#### Sumber Teks ####

Ahlu Hijab n Ahlu Syuhud

Pengajian al-hikam KH. M. Jamaluddin 4 Juli 2005
(innama yastauhisyu al-‘ubbadu…)

"...Ahlul hijab akan merasa risau atau nggersah (bahasa jawa) berkumpul bersama manusia, karena merasa manusia ataupun kaum itu justru menghambat untuk bisa wushul dan selalu ingat kepada Allah SWT..."

Orang yang mendekatkan diri kepada Allah untuk bisa wushul kepada-Nya, dibagi menjadi 2:

1.Ahlul hijab: orang2 yang mata hatinya masih belum bisa melihat Allah swt dalam segala sesuatu. Orang memandang dirinya ataupun suatu benda, yang terlihat ya dirinya ataupun benda itu. Orang tersebut masih tertutup ‘penglihatan hatinya’ dari Allah swt.

Ahlul hijab dibagi lagi menjadi 2:
-abid: orang yang mendekatkan diri kepada Allah agar bisa wushul kepada-Nya, dengan jalan memperbanyak ibadah (apapun jenisnya).

####

▶ _Tujuan Tugas A_:
Jawablah pertanyaan berikut berdasarkan teks pengajian:
(i) Pada tanggal berapa pengajian itu berlangsung?
(ii) Orang yang mendekatkan diri kepada Allah untuk bisa wushul dibagi menjadi berapa golongan?
(iii) Melalui jalan apa seorang abid mendekatkan diri kepada Allah agar bisa wushul?
▶ _Tujuan Tugas B_: Tulis ulang bagian teks pengajian, mulai dari "Pengajian al-hikam KH." dan terus sampai "dari Allah swt.", dengan mengganti "wushul" menjadi "sampai".
Baris-baris data berikut sama sekali tidak berperan di sini.

#### Data Tersimpan ####

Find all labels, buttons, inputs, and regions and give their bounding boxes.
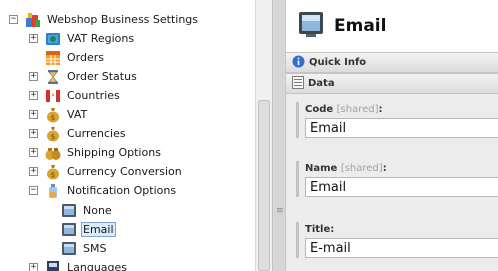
tree-node-countries[interactable]: + Countries xyxy=(29,86,122,105)
section-label: Quick Info xyxy=(309,57,367,68)
info-icon xyxy=(292,55,305,71)
content-tree: − Webshop Business Settings + VAT Region… xyxy=(0,0,255,271)
field-label: Code [shared]: xyxy=(305,104,383,115)
editor-title: Email xyxy=(334,16,387,36)
code-input[interactable] xyxy=(305,118,498,138)
tree-label: Email xyxy=(81,222,116,237)
expand-toggle[interactable]: + xyxy=(29,167,38,176)
expand-toggle[interactable]: + xyxy=(29,91,38,100)
tree-node-email[interactable]: Email xyxy=(61,220,116,239)
shipping-bags-icon xyxy=(45,145,61,161)
svg-text:$: $ xyxy=(51,114,55,122)
monitor-icon xyxy=(298,11,324,42)
svg-text:$: $ xyxy=(51,133,55,141)
tree-node-root[interactable]: − Webshop Business Settings xyxy=(9,10,200,29)
tree-label: Order Status xyxy=(67,70,137,83)
tree-node-currencies[interactable]: + $ Currencies xyxy=(29,124,128,143)
monitor-icon xyxy=(61,203,77,219)
expand-toggle[interactable]: + xyxy=(29,129,38,138)
section-label: Data xyxy=(308,78,335,89)
tree-label: Currency Conversion xyxy=(67,165,182,178)
expand-toggle[interactable]: + xyxy=(29,110,38,119)
tree-scrollbar[interactable] xyxy=(255,0,272,271)
expand-toggle[interactable]: + xyxy=(29,148,38,157)
tree-node-currency-conversion[interactable]: + $ Currency Conversion xyxy=(29,162,184,181)
language-book-icon xyxy=(45,260,61,271)
tree-label: Shipping Options xyxy=(67,146,161,159)
expand-toggle[interactable]: + xyxy=(29,72,38,81)
name-input[interactable] xyxy=(305,177,498,197)
field-title: Title: xyxy=(296,222,498,258)
svg-text:$: $ xyxy=(51,171,55,179)
tree-node-vat-regions[interactable]: + VAT Regions xyxy=(29,29,136,48)
field-code: Code [shared]: xyxy=(296,102,498,138)
scrollbar-thumb[interactable] xyxy=(258,100,270,271)
globe-icon xyxy=(45,31,61,47)
money-bag-icon: $ xyxy=(45,126,61,142)
tree-node-none[interactable]: None xyxy=(61,201,114,220)
tree-node-languages[interactable]: + Languages xyxy=(29,258,129,271)
tree-label: None xyxy=(83,204,112,217)
tree-node-order-status[interactable]: + Order Status xyxy=(29,67,139,86)
tree-node-orders[interactable]: Orders xyxy=(29,48,106,67)
tree-label: Countries xyxy=(67,89,120,102)
tree-label: Orders xyxy=(67,51,104,64)
field-label: Title: xyxy=(305,224,335,235)
editor-header: Email xyxy=(286,0,498,52)
field-name: Name [shared]: xyxy=(296,161,498,197)
tree-label: Languages xyxy=(67,261,128,271)
item-editor: Email Quick Info Data Code [shared]: Nam… xyxy=(286,0,498,271)
tree-label: VAT xyxy=(67,108,88,121)
field-label: Name [shared]: xyxy=(305,163,387,174)
tree-node-vat[interactable]: + $ VAT xyxy=(29,105,89,124)
tree-node-notification-options[interactable]: − Notification Options xyxy=(29,181,178,200)
expand-toggle[interactable]: + xyxy=(29,34,38,43)
pane-splitter[interactable]: ≡ xyxy=(272,0,286,271)
tree-label: Notification Options xyxy=(67,184,177,197)
tree-label: SMS xyxy=(83,242,107,255)
hourglass-icon xyxy=(45,69,61,85)
tree-label: Webshop Business Settings xyxy=(47,13,199,26)
monitor-icon xyxy=(61,222,77,238)
tree-label: VAT Regions xyxy=(67,32,135,45)
expand-toggle[interactable]: + xyxy=(29,263,38,271)
section-data[interactable]: Data xyxy=(286,73,498,94)
tree-node-sms[interactable]: SMS xyxy=(61,239,108,258)
collapse-toggle[interactable]: − xyxy=(29,186,38,195)
title-input[interactable] xyxy=(305,238,498,258)
monitor-icon xyxy=(61,241,77,257)
flag-icon xyxy=(45,88,61,104)
money-bag-icon: $ xyxy=(45,164,61,180)
business-settings-icon xyxy=(25,12,41,28)
notification-bottle-icon xyxy=(45,183,61,199)
tree-label: Currencies xyxy=(67,127,126,140)
section-quick-info[interactable]: Quick Info xyxy=(286,52,498,73)
money-bag-icon: $ xyxy=(45,107,61,123)
collapse-toggle[interactable]: − xyxy=(9,15,18,24)
orders-grid-icon xyxy=(45,50,61,66)
splitter-grip-icon: ≡ xyxy=(276,206,284,216)
tree-node-shipping-options[interactable]: + Shipping Options xyxy=(29,143,163,162)
data-list-icon xyxy=(292,75,304,92)
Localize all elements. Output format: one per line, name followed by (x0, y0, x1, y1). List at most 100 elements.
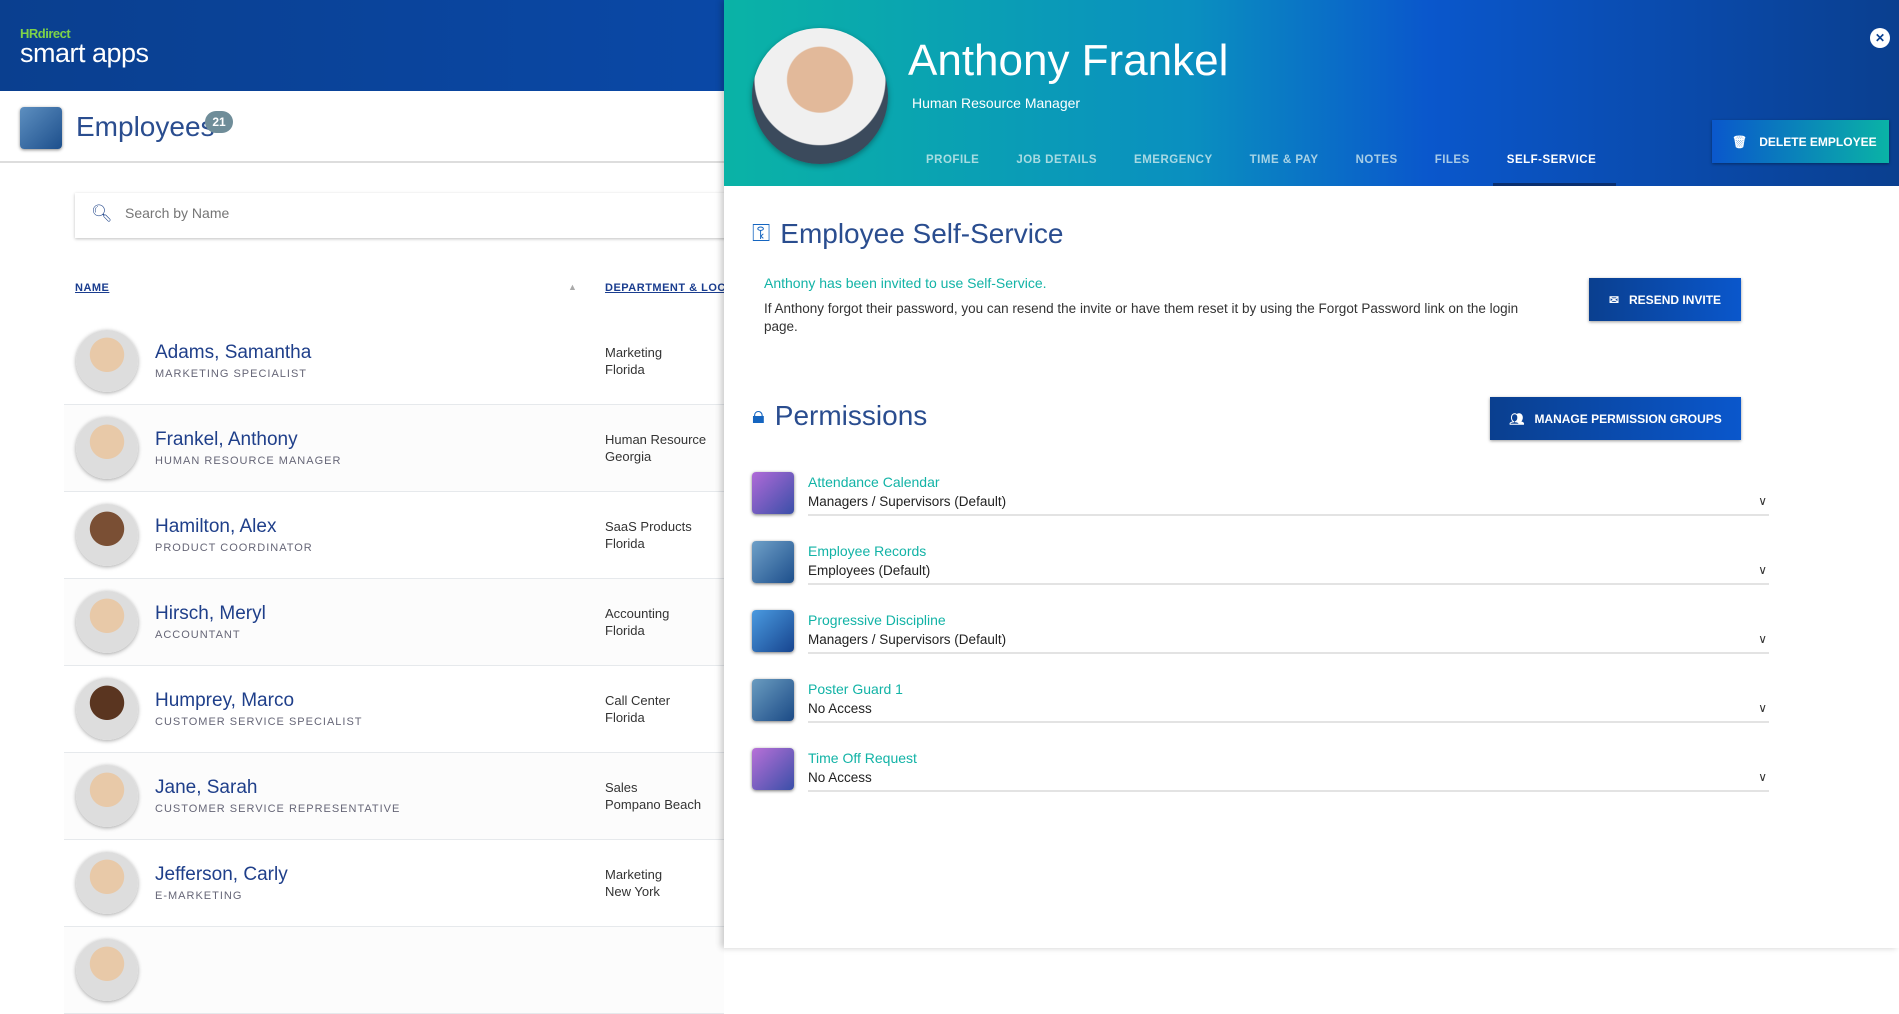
employee-title: PRODUCT COORDINATOR (155, 542, 313, 554)
permission-app-label: Poster Guard 1 (808, 681, 903, 697)
invite-help-text: If Anthony forgot their password, you ca… (764, 301, 1519, 334)
page-header: Employees 21 (0, 91, 724, 163)
sort-icon[interactable]: ▲ (568, 282, 577, 292)
employee-title: ACCOUNTANT (155, 629, 241, 641)
employee-department: Marketing (605, 345, 663, 360)
tab-profile[interactable]: PROFILE (926, 154, 979, 186)
employee-row[interactable]: Humprey, Marco CUSTOMER SERVICE SPECIALIS… (64, 666, 724, 753)
progressive-discipline-icon (752, 610, 794, 652)
chevron-down-icon: ∨ (1758, 494, 1767, 508)
tab-time-pay[interactable]: TIME & PAY (1250, 154, 1319, 186)
resend-invite-button[interactable]: ✉ RESEND INVITE (1589, 278, 1741, 321)
employee-name[interactable]: Jane, Sarah (155, 777, 257, 799)
employee-row[interactable]: Adams, Samantha MARKETING SPECIALIST Marke… (64, 318, 724, 405)
employee-name[interactable]: Hamilton, Alex (155, 516, 276, 538)
page-title: Employees (76, 111, 215, 142)
employee-records-app-icon (20, 107, 62, 149)
employee-location: Florida (605, 536, 645, 551)
tab-self-service[interactable]: SELF-SERVICE (1492, 154, 1616, 186)
avatar (76, 852, 138, 914)
trash-icon: 🗑︎ (1732, 134, 1748, 149)
self-service-title: Employee Self-Service (780, 218, 1064, 249)
column-header-name[interactable]: NAME (75, 282, 109, 294)
permission-app-label: Attendance Calendar (808, 474, 940, 490)
permission-select[interactable]: No Access ∨ (808, 770, 1769, 792)
avatar (76, 678, 138, 740)
delete-employee-label: DELETE EMPLOYEE (1759, 134, 1877, 149)
permission-value: Employees (Default) (808, 563, 931, 578)
chevron-down-icon: ∨ (1758, 701, 1767, 715)
employee-location: Pompano Beach (605, 797, 702, 812)
group-icon: 👥︎ (1509, 411, 1525, 426)
employee-title: HUMAN RESOURCE MANAGER (155, 455, 342, 467)
search-icon: 🔍︎ (91, 204, 113, 223)
employee-department: Call Center (605, 693, 671, 708)
permission-app-label: Employee Records (808, 543, 927, 559)
employee-row[interactable]: Hamilton, Alex PRODUCT COORDINATOR SaaS Pr… (64, 492, 724, 579)
employee-title: CUSTOMER SERVICE REPRESENTATIVE (155, 803, 401, 815)
tab-job-details[interactable]: JOB DETAILS (1016, 154, 1097, 186)
employee-department: SaaS Products (605, 519, 692, 534)
manage-permission-groups-label: MANAGE PERMISSION GROUPS (1534, 411, 1722, 426)
permission-value: No Access (808, 701, 872, 716)
permission-value: Managers / Supervisors (Default) (808, 632, 1007, 647)
employee-department: Human Resource (605, 432, 707, 447)
employee-name[interactable]: Hirsch, Meryl (155, 603, 266, 625)
permission-attendance-calendar: Attendance Calendar Managers / Supervisor… (752, 472, 1769, 541)
employee-name[interactable]: Frankel, Anthony (155, 429, 298, 451)
chevron-down-icon: ∨ (1758, 632, 1767, 646)
tab-notes[interactable]: NOTES (1356, 154, 1398, 186)
manage-permission-groups-button[interactable]: 👥︎ MANAGE PERMISSION GROUPS (1490, 397, 1741, 440)
lock-icon: 🔒︎ (752, 402, 765, 429)
search-box: 🔍︎ (75, 193, 735, 238)
time-off-request-icon (752, 748, 794, 790)
invite-status: Anthony has been invited to use Self-Ser… (764, 275, 1047, 291)
employee-location: Florida (605, 710, 645, 725)
panel-header: Anthony Frankel Human Resource Manager P… (724, 0, 1899, 186)
permission-select[interactable]: Managers / Supervisors (Default) ∨ (808, 632, 1769, 654)
avatar (76, 939, 138, 1001)
delete-employee-button[interactable]: 🗑︎ DELETE EMPLOYEE (1712, 120, 1889, 163)
permission-value: No Access (808, 770, 872, 785)
permission-select[interactable]: No Access ∨ (808, 701, 1769, 723)
employee-title: CUSTOMER SERVICE SPECIALIST (155, 716, 363, 728)
permission-select[interactable]: Managers / Supervisors (Default) ∨ (808, 494, 1769, 516)
avatar (76, 330, 138, 392)
employee-name[interactable]: Humprey, Marco (155, 690, 294, 712)
employee-detail-panel: Anthony Frankel Human Resource Manager P… (724, 0, 1899, 948)
employee-photo (752, 28, 888, 164)
employee-row[interactable]: Jane, Sarah CUSTOMER SERVICE REPRESENTATI… (64, 753, 724, 840)
permission-app-label: Time Off Request (808, 750, 917, 766)
employee-name[interactable]: Adams, Samantha (155, 342, 311, 364)
employee-location: Florida (605, 362, 645, 377)
envelope-icon: ✉ (1608, 292, 1620, 307)
permission-progressive-discipline: Progressive Discipline Managers / Supervi… (752, 610, 1769, 679)
resend-invite-label: RESEND INVITE (1629, 292, 1722, 307)
employee-department: Marketing (605, 867, 663, 882)
employee-name[interactable]: Jefferson, Carly (155, 864, 288, 886)
employee-row[interactable]: Frankel, Anthony HUMAN RESOURCE MANAGER Hu… (64, 405, 724, 492)
close-icon[interactable]: ✕ (1870, 28, 1890, 48)
avatar (76, 765, 138, 827)
employee-title: E-MARKETING (155, 890, 243, 902)
tab-emergency[interactable]: EMERGENCY (1134, 154, 1213, 186)
smartapps-logo[interactable]: HRdirect smart apps (20, 26, 149, 68)
permission-time-off-request: Time Off Request No Access ∨ (752, 748, 1769, 817)
permission-poster-guard: Poster Guard 1 No Access ∨ (752, 679, 1769, 748)
employee-row[interactable]: Jefferson, Carly E-MARKETING Marketing New … (64, 840, 724, 927)
permission-select[interactable]: Employees (Default) ∨ (808, 563, 1769, 585)
employee-row[interactable]: Hirsch, Meryl ACCOUNTANT Accounting Florida (64, 579, 724, 666)
permissions-title: Permissions (774, 400, 928, 431)
permission-app-label: Progressive Discipline (808, 612, 946, 628)
search-input[interactable] (125, 205, 625, 221)
employee-records-icon (752, 541, 794, 583)
employee-job-title: Human Resource Manager (912, 95, 1081, 111)
logo-product: smart apps (20, 38, 149, 68)
avatar (76, 591, 138, 653)
employee-location: New York (605, 884, 660, 899)
tab-files[interactable]: FILES (1435, 154, 1470, 186)
employee-location: Florida (605, 623, 645, 638)
employee-list: Adams, Samantha MARKETING SPECIALIST Marke… (64, 318, 724, 1014)
employee-full-name: Anthony Frankel (908, 36, 1229, 85)
employee-row[interactable] (64, 927, 724, 1014)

####

▶ _Jawaban Latihan A_:
(i) 4 Juli 2005.
(ii) Dua golongan.
(iii) Dengan memperbanyak ibadah, apa pun jenisnya.

▶ _Jawaban Latihan B_:
Pengajian al-hikam KH. M. Jamaluddin 4 Juli 2005
(innama yastauhisyu al-‘ubbadu…)

"...Ahlul hijab akan merasa risau atau nggersah (bahasa jawa) berkumpul bersama manusia, karena merasa manusia ataupun kaum itu justru menghambat untuk bisa sampai dan selalu ingat kepada Allah SWT..."

Orang yang mendekatkan diri kepada Allah untuk bisa sampai kepada-Nya, dibagi menjadi 2:

1.Ahlul hijab: orang2 yang mata hatinya masih belum bisa melihat Allah swt dalam segala sesuatu. Orang memandang dirinya ataupun suatu benda, yang terlihat ya dirinya ataupun benda itu. Orang tersebut masih tertutup ‘penglihatan hatinya’ dari Allah swt.